Document extract ::
╔══

- Venue: Estadio Sixto Escobar
- Dates: 11 July
- Winning time: 14:01.0

Medalists
| Gold medal | Matt Centrowitz | United States |
| Silver medal | Herb Lindsay | United States |
| Bronze medal | Rodolfo Gómez | Mexico |

= Athletics at the 1979 Pan American Games – Men's 5000 metres =

The men's 5000 metres sprint competition of the athletics events at the 1979 Pan American Games took place on 11 July at the Estadio Sixto Escobar. The defending Pan American Games champion was Domingo Tibaduiza of Colombia.

╚══

Task goal ::
According to the 1979 Pan American Games men's 5000 metres text, who was the defending champion?

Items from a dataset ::
╔══

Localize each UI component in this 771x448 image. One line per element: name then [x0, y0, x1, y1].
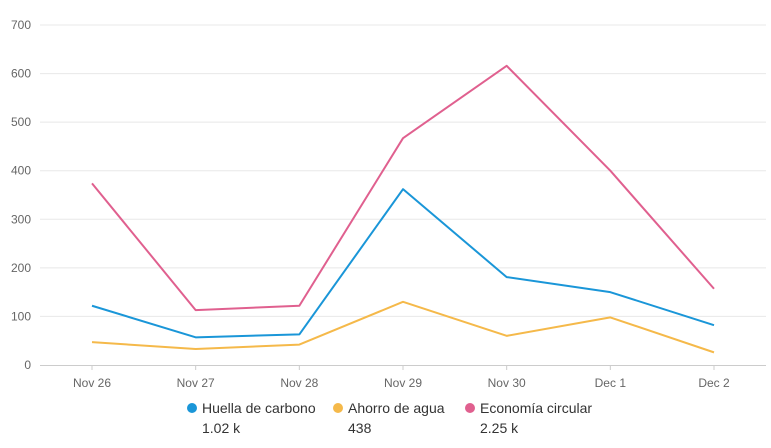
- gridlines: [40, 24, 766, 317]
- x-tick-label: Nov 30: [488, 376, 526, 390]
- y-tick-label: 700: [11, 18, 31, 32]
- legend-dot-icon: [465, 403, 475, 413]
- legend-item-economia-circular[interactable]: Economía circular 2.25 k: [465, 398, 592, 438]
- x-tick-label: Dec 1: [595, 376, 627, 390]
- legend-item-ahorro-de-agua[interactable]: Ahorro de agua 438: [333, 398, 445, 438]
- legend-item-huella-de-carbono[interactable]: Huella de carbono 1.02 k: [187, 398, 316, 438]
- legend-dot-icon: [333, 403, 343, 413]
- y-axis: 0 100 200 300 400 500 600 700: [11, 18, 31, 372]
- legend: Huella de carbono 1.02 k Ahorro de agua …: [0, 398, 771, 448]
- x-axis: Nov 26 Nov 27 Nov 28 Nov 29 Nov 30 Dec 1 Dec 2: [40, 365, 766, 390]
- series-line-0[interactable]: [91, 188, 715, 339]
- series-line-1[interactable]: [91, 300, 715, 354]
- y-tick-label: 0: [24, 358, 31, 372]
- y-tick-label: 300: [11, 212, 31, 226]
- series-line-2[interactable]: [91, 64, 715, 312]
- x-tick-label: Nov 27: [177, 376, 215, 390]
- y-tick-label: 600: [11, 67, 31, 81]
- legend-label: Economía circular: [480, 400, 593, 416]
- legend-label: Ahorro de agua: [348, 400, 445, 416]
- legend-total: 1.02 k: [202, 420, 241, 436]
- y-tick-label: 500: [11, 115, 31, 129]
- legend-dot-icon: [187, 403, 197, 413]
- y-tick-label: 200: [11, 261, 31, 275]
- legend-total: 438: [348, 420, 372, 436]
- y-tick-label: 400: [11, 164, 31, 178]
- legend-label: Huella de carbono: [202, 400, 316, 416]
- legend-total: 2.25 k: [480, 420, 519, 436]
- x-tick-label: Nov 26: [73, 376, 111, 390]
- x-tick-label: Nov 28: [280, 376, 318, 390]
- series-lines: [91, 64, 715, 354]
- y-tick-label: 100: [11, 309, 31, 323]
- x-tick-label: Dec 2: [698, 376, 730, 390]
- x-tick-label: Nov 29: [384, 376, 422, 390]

╚══

The result ::
Domingo Tibaduiza of Colombia.